* Required task
All of the data should be repeated exactly; pictures are not part of the copy.
• • • •
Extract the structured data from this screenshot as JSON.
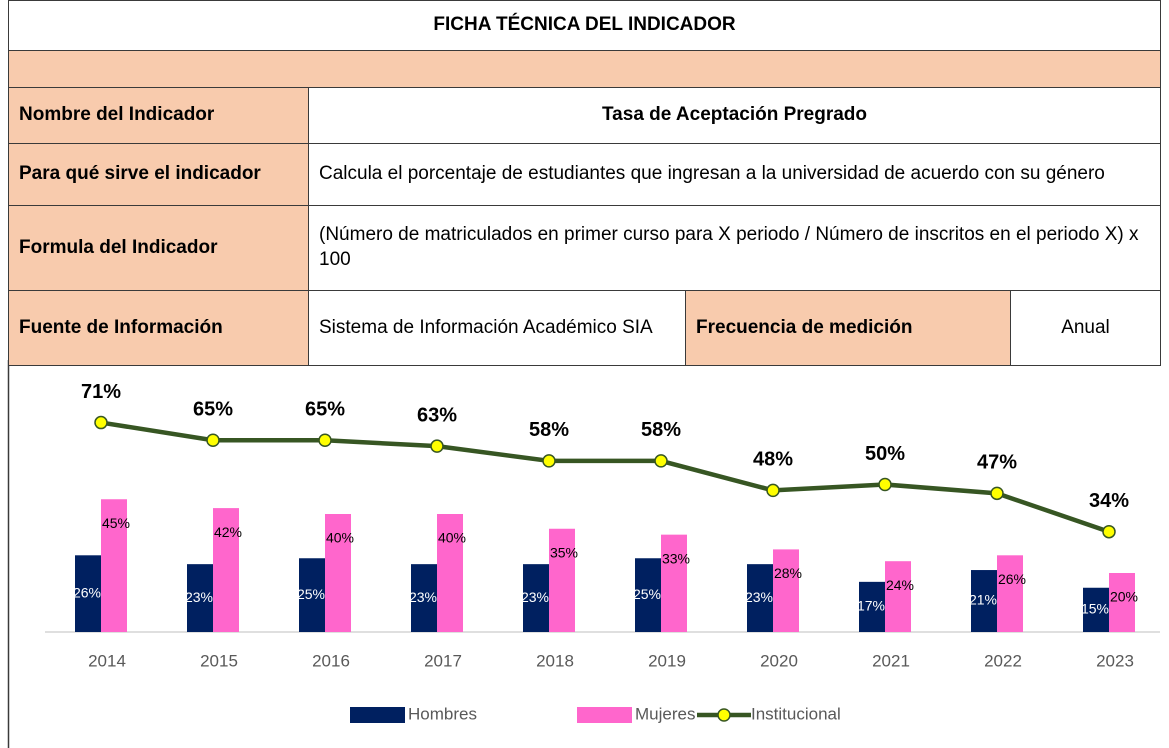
{
  "table": {
    "title": "FICHA TÉCNICA DEL INDICADOR",
    "rows": [
      [
        "Nombre del Indicador",
        "Tasa de Aceptación Pregrado"
      ],
      [
        "Para qué sirve el indicador",
        "Calcula el porcentaje de estudiantes que ingresan a la universidad de acuerdo con su género"
      ],
      [
        "Formula del Indicador",
        "(Número de matriculados en primer curso para X periodo / Número de inscritos en el periodo X) x 100"
      ],
      [
        "Fuente de Información",
        "Sistema de Información Académico SIA",
        "Frecuencia de medición",
        "Anual"
      ]
    ]
  },
  "chart_data": {
    "type": "bar",
    "categories": [
      "2014",
      "2015",
      "2016",
      "2017",
      "2018",
      "2019",
      "2020",
      "2021",
      "2022",
      "2023"
    ],
    "series": [
      {
        "name": "Hombres",
        "color": "#002060",
        "values": [
          26,
          23,
          25,
          23,
          23,
          25,
          23,
          17,
          21,
          15
        ],
        "value_labels": [
          "26%",
          "23%",
          "25%",
          "23%",
          "23%",
          "25%",
          "23%",
          "17%",
          "21%",
          "15%"
        ]
      },
      {
        "name": "Mujeres",
        "color": "#ff66cc",
        "values": [
          45,
          42,
          40,
          40,
          35,
          33,
          28,
          24,
          26,
          20
        ],
        "value_labels": [
          "45%",
          "42%",
          "40%",
          "40%",
          "35%",
          "33%",
          "28%",
          "24%",
          "26%",
          "20%"
        ]
      },
      {
        "name": "Institucional",
        "type": "line",
        "color": "#375623",
        "marker_color": "#ffff00",
        "values": [
          71,
          65,
          65,
          63,
          58,
          58,
          48,
          50,
          47,
          34
        ],
        "value_labels": [
          "71%",
          "65%",
          "65%",
          "63%",
          "58%",
          "58%",
          "48%",
          "50%",
          "47%",
          "34%"
        ]
      }
    ],
    "ylim": [
      0,
      80
    ]
  }
}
• • • •
* Written answer
Extract the structured data from this screenshot as JSON.
{
  "table": {
    "title": "FICHA TÉCNICA DEL INDICADOR",
    "rows": [
      [
        "Nombre del Indicador",
        "Tasa de Aceptación Pregrado"
      ],
      [
        "Para qué sirve el indicador",
        "Calcula el porcentaje de estudiantes que ingresan a la universidad de acuerdo con su género"
      ],
      [
        "Formula del Indicador",
        "(Número de matriculados en primer curso para X periodo / Número de inscritos en el periodo X) x 100"
      ],
      [
        "Fuente de Información",
        "Sistema de Información Académico SIA",
        "Frecuencia de medición",
        "Anual"
      ]
    ]
  },
  "chart_data": {
    "type": "bar",
    "categories": [
      "2014",
      "2015",
      "2016",
      "2017",
      "2018",
      "2019",
      "2020",
      "2021",
      "2022",
      "2023"
    ],
    "series": [
      {
        "name": "Hombres",
        "color": "#002060",
        "values": [
          26,
          23,
          25,
          23,
          23,
          25,
          23,
          17,
          21,
          15
        ],
        "value_labels": [
          "26%",
          "23%",
          "25%",
          "23%",
          "23%",
          "25%",
          "23%",
          "17%",
          "21%",
          "15%"
        ]
      },
      {
        "name": "Mujeres",
        "color": "#ff66cc",
        "values": [
          45,
          42,
          40,
          40,
          35,
          33,
          28,
          24,
          26,
          20
        ],
        "value_labels": [
          "45%",
          "42%",
          "40%",
          "40%",
          "35%",
          "33%",
          "28%",
          "24%",
          "26%",
          "20%"
        ]
      },
      {
        "name": "Institucional",
        "type": "line",
        "color": "#375623",
        "marker_color": "#ffff00",
        "values": [
          71,
          65,
          65,
          63,
          58,
          58,
          48,
          50,
          47,
          34
        ],
        "value_labels": [
          "71%",
          "65%",
          "65%",
          "63%",
          "58%",
          "58%",
          "48%",
          "50%",
          "47%",
          "34%"
        ]
      }
    ],
    "ylim": [
      0,
      80
    ]
  }
}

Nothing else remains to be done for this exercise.